EXERCISE → Gather all lines with "icon" from the records.

□ □ □ □ □

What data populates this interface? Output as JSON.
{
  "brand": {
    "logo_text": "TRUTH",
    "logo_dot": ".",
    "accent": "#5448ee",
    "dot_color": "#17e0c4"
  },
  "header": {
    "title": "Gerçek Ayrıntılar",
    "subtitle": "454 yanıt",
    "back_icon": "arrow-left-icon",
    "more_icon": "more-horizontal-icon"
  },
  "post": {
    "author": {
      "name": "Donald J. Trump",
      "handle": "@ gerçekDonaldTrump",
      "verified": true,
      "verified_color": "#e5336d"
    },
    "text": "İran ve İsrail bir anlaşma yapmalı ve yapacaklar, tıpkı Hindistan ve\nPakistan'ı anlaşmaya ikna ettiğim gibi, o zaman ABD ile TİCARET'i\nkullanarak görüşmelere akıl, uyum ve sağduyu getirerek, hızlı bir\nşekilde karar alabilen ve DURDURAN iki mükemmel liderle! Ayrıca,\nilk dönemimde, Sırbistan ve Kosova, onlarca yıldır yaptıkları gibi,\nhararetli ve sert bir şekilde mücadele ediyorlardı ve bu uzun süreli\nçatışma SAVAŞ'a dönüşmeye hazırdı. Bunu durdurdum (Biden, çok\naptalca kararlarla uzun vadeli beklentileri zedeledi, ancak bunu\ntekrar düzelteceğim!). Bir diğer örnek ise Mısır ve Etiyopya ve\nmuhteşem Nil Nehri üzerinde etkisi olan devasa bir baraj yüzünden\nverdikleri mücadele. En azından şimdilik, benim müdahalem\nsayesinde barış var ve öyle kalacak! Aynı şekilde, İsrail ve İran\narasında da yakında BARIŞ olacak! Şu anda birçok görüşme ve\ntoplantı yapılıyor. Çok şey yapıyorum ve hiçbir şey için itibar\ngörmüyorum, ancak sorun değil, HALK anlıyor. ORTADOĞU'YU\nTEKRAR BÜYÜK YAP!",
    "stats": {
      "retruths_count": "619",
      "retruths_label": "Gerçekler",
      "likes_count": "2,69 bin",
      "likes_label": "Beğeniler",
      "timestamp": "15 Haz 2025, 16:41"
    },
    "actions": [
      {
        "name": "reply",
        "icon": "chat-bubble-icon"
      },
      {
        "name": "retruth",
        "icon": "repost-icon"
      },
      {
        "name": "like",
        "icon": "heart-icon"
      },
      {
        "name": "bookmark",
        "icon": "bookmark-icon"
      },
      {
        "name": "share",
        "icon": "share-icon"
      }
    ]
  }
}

□ □ □ □ □

SOLUTION TO THIS EXERCISE →
    "back_icon": "arrow-left-icon",
    "more_icon": "more-horizontal-icon"
        "icon": "chat-bubble-icon"
        "icon": "repost-icon"
        "icon": "heart-icon"
        "icon": "bookmark-icon"
        "icon": "share-icon"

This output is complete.